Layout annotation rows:
--------------------------------------------------

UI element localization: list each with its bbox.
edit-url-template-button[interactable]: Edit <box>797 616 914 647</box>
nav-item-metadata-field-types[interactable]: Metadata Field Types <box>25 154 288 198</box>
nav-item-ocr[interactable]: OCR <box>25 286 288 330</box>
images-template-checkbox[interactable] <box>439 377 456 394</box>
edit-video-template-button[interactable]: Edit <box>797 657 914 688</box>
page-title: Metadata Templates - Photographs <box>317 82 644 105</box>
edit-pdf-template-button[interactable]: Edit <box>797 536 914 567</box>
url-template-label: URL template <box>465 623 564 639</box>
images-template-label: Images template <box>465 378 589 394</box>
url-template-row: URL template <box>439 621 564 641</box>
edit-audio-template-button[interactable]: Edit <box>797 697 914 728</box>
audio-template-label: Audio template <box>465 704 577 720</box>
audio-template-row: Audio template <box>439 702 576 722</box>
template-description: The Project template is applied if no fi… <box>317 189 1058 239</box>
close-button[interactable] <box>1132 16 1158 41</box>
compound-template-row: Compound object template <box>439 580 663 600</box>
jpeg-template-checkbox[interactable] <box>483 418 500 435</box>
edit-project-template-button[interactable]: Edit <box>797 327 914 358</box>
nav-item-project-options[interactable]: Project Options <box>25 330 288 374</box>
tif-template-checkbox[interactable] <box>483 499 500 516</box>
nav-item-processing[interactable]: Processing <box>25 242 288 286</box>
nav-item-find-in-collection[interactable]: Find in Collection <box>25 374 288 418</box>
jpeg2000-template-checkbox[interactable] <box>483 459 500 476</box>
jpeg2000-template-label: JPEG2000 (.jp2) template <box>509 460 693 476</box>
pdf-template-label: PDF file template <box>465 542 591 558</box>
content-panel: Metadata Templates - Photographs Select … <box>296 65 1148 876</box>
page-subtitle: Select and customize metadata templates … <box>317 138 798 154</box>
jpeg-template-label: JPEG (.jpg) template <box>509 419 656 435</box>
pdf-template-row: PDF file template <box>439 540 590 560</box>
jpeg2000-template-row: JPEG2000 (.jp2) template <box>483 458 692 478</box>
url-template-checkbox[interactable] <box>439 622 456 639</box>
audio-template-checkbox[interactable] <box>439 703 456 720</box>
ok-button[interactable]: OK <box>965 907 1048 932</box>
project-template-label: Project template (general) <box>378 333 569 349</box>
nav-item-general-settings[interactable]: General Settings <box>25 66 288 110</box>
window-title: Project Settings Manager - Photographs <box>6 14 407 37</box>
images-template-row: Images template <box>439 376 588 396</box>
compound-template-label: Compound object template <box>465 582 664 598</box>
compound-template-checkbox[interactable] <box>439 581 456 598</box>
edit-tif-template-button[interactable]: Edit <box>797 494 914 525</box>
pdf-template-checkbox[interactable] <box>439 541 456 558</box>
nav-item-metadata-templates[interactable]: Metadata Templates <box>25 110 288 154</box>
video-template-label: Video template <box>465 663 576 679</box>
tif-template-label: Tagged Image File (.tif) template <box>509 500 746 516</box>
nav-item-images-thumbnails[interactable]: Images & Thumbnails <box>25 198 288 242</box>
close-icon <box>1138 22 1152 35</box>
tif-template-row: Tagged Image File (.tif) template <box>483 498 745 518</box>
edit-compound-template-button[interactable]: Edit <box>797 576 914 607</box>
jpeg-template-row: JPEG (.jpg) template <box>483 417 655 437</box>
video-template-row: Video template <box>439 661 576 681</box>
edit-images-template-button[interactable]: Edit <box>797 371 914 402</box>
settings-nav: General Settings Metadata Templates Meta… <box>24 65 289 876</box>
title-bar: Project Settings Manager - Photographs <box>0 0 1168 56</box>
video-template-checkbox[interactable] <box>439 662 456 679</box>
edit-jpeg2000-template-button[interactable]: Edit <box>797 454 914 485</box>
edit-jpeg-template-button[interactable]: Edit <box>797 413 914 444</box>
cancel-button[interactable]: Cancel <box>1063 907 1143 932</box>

--------------------------------------------------

Return the rows unchanged, starting from the first one and ending with the line containing "close-button[interactable] <box>1132 16". Include both ends.

> **REPLY**
UI element localization: list each with its bbox.
edit-url-template-button[interactable]: Edit <box>797 616 914 647</box>
nav-item-metadata-field-types[interactable]: Metadata Field Types <box>25 154 288 198</box>
nav-item-ocr[interactable]: OCR <box>25 286 288 330</box>
images-template-checkbox[interactable] <box>439 377 456 394</box>
edit-video-template-button[interactable]: Edit <box>797 657 914 688</box>
page-title: Metadata Templates - Photographs <box>317 82 644 105</box>
edit-pdf-template-button[interactable]: Edit <box>797 536 914 567</box>
url-template-label: URL template <box>465 623 564 639</box>
images-template-label: Images template <box>465 378 589 394</box>
url-template-row: URL template <box>439 621 564 641</box>
edit-audio-template-button[interactable]: Edit <box>797 697 914 728</box>
audio-template-label: Audio template <box>465 704 577 720</box>
audio-template-row: Audio template <box>439 702 576 722</box>
template-description: The Project template is applied if no fi… <box>317 189 1058 239</box>
close-button[interactable] <box>1132 16 1158 41</box>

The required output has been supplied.